What the exercise asks: Extract each line from the entries below that has the string "Lester" in it.

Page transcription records
+===+

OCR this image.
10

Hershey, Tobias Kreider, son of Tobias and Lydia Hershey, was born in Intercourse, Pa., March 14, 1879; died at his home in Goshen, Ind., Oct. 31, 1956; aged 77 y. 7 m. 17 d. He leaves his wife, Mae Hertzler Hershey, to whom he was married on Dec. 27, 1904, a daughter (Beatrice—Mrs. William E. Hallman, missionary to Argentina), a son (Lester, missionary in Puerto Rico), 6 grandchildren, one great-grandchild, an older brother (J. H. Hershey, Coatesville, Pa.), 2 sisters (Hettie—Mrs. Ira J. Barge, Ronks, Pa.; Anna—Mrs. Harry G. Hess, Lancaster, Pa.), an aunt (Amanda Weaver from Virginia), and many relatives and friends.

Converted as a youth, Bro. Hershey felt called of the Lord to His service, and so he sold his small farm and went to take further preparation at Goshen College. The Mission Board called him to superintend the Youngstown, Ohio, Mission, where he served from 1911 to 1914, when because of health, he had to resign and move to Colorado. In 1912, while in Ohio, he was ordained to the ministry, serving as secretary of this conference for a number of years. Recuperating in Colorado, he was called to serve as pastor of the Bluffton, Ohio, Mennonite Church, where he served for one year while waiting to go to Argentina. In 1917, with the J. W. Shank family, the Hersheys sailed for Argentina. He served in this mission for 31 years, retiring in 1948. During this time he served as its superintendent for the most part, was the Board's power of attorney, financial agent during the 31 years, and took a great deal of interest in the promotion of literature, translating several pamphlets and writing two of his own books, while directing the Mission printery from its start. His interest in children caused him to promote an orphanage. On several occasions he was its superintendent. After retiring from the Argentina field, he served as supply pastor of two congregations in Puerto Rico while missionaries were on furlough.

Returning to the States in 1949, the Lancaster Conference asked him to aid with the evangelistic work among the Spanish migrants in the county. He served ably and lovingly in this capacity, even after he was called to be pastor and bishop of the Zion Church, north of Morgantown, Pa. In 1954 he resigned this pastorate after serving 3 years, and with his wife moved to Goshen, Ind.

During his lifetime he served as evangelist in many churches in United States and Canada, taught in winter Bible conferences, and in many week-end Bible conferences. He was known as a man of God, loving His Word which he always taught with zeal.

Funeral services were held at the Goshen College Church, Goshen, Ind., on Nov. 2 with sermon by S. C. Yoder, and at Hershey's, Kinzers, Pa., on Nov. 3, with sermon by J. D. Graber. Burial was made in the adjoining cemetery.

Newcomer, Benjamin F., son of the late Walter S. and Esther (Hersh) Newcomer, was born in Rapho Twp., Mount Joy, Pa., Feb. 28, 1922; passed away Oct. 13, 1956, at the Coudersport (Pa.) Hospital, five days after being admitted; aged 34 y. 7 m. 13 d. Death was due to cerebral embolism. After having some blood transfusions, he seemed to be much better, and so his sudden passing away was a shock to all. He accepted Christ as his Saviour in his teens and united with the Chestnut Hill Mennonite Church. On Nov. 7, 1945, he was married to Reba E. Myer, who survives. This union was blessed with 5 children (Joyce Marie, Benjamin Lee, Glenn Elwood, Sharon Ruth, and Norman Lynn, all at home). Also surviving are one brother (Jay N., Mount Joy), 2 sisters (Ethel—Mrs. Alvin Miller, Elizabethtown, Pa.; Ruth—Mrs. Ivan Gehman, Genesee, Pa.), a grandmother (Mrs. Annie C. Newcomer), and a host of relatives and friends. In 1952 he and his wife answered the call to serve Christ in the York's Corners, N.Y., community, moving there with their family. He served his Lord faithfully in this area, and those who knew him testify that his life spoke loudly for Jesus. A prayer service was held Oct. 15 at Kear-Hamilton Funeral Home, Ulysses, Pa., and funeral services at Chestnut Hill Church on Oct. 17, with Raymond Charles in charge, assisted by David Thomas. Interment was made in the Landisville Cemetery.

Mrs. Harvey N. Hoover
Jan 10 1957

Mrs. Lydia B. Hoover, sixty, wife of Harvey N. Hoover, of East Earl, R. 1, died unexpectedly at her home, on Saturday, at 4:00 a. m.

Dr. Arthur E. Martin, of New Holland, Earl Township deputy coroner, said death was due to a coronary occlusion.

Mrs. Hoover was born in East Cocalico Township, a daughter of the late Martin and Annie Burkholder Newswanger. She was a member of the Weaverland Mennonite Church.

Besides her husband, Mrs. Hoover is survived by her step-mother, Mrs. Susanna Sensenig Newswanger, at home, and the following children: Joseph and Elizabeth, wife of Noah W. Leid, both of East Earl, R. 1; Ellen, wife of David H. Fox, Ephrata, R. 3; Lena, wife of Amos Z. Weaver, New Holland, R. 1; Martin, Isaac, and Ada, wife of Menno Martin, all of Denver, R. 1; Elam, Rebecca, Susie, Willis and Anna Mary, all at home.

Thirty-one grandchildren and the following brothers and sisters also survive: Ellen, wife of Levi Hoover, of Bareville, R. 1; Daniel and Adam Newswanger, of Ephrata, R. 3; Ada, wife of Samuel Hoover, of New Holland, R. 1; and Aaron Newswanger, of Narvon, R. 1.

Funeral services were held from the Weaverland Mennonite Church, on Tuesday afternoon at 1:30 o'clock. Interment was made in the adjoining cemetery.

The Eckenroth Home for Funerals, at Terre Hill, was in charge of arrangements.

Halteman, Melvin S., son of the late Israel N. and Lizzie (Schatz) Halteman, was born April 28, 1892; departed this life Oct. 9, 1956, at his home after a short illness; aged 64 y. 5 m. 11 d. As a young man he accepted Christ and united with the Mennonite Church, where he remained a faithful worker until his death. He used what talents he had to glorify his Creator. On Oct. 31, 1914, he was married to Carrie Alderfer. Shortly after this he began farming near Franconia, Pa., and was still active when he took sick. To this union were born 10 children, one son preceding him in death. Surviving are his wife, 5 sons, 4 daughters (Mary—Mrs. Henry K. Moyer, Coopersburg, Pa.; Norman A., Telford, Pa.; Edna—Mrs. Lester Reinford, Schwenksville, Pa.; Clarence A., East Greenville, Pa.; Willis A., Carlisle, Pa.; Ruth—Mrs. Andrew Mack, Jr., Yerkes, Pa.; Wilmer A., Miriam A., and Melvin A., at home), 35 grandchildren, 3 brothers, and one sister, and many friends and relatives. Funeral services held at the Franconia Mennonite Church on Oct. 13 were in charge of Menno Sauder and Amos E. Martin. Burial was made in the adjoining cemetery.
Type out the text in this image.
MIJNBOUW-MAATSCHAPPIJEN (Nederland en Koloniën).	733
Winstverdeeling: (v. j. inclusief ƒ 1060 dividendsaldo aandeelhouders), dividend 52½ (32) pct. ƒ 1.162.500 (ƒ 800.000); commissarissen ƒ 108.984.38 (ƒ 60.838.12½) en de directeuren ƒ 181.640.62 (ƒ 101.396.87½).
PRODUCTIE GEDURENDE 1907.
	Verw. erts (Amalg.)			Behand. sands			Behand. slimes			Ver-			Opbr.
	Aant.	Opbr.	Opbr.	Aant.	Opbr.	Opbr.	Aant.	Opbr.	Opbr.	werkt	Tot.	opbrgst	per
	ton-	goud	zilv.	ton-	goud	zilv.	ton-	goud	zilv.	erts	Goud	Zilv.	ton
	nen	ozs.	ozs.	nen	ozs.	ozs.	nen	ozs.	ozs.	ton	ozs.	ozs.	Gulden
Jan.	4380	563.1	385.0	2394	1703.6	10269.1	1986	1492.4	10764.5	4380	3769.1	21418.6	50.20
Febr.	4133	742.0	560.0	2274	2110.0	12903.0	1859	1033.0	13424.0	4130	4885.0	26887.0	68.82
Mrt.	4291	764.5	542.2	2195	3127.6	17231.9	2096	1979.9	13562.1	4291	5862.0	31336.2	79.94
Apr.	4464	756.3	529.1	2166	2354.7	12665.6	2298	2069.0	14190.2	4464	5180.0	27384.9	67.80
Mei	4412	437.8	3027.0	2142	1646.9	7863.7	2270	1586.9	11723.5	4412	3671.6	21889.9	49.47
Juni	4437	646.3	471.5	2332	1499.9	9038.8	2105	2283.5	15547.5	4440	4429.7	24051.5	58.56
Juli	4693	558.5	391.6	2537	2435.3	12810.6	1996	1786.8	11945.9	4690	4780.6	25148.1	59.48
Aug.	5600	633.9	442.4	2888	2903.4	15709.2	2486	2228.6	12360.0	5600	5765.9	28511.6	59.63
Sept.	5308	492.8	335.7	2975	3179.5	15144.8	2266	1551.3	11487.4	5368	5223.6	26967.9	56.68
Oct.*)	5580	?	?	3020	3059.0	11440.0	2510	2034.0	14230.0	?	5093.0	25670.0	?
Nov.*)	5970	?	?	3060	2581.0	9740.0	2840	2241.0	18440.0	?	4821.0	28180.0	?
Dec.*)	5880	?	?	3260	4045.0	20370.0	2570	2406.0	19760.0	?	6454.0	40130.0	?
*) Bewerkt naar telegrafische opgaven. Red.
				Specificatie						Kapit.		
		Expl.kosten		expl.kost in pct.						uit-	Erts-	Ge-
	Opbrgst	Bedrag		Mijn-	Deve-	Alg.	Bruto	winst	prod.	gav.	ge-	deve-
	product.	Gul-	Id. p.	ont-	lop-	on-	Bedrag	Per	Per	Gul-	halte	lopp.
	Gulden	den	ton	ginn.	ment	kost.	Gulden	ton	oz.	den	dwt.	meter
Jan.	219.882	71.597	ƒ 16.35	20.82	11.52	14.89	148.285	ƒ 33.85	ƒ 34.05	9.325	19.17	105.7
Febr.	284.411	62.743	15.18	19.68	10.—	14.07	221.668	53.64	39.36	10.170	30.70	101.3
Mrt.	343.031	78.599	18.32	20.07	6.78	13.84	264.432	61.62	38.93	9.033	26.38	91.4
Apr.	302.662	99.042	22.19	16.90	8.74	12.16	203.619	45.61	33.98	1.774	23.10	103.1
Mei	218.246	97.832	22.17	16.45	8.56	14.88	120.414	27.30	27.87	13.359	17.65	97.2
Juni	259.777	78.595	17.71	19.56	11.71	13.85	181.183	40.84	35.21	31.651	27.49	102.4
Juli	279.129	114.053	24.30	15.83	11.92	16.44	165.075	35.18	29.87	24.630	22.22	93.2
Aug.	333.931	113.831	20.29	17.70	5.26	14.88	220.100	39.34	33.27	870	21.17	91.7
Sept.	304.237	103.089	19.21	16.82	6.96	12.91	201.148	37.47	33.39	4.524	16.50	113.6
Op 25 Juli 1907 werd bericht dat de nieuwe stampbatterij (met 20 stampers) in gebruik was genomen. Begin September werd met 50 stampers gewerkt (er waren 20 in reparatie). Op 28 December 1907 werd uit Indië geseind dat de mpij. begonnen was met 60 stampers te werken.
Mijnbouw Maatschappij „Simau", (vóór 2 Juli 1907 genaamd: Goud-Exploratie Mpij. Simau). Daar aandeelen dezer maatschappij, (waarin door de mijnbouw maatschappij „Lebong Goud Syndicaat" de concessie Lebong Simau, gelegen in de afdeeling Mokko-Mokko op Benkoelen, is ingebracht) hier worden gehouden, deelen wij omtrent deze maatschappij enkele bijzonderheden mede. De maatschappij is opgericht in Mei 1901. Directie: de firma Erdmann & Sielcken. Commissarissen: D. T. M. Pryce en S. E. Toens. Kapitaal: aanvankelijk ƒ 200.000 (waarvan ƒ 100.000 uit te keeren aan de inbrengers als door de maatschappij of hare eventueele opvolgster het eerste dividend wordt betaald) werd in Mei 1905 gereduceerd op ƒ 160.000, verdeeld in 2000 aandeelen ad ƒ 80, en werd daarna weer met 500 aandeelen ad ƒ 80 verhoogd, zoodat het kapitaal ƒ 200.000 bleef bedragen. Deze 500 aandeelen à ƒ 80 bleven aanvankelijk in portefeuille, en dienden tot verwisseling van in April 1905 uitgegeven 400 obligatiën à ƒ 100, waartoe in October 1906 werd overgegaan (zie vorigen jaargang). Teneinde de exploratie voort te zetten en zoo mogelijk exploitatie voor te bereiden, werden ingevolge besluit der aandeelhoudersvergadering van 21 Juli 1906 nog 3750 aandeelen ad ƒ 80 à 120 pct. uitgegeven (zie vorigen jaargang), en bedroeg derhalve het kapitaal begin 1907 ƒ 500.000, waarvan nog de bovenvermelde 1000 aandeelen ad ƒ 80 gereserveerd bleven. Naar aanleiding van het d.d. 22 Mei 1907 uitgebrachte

+===+

Task answer:
Hershey, Tobias Kreider, son of Tobias and Lydia Hershey, was born in Intercourse, Pa., March 14, 1879; died at his home in Goshen, Ind., Oct. 31, 1956; aged 77 y. 7 m. 17 d. He leaves his wife, Mae Hertzler Hershey, to whom he was married on Dec. 27, 1904, a daughter (Beatrice—Mrs. William E. Hallman, missionary to Argentina), a son (Lester, missionary in Puerto Rico), 6 grandchildren, one great-grandchild, an older brother (J. H. Hershey, Coatesville, Pa.), 2 sisters (Hettie—Mrs. Ira J. Barge, Ronks, Pa.; Anna—Mrs. Harry G. Hess, Lancaster, Pa.), an aunt (Amanda Weaver from Virginia), and many relatives and friends.
Halteman, Melvin S., son of the late Israel N. and Lizzie (Schatz) Halteman, was born April 28, 1892; departed this life Oct. 9, 1956, at his home after a short illness; aged 64 y. 5 m. 11 d. As a young man he accepted Christ and united with the Mennonite Church, where he remained a faithful worker until his death. He used what talents he had to glorify his Creator. On Oct. 31, 1914, he was married to Carrie Alderfer. Shortly after this he began farming near Franconia, Pa., and was still active when he took sick. To this union were born 10 children, one son preceding him in death. Surviving are his wife, 5 sons, 4 daughters (Mary—Mrs. Henry K. Moyer, Coopersburg, Pa.; Norman A., Telford, Pa.; Edna—Mrs. Lester Reinford, Schwenksville, Pa.; Clarence A., East Greenville, Pa.; Willis A., Carlisle, Pa.; Ruth—Mrs. Andrew Mack, Jr., Yerkes, Pa.; Wilmer A., Miriam A., and Melvin A., at home), 35 grandchildren, 3 brothers, and one sister, and many friends and relatives. Funeral services held at the Franconia Mennonite Church on Oct. 13 were in charge of Menno Sauder and Amos E. Martin. Burial was made in the adjoining cemetery.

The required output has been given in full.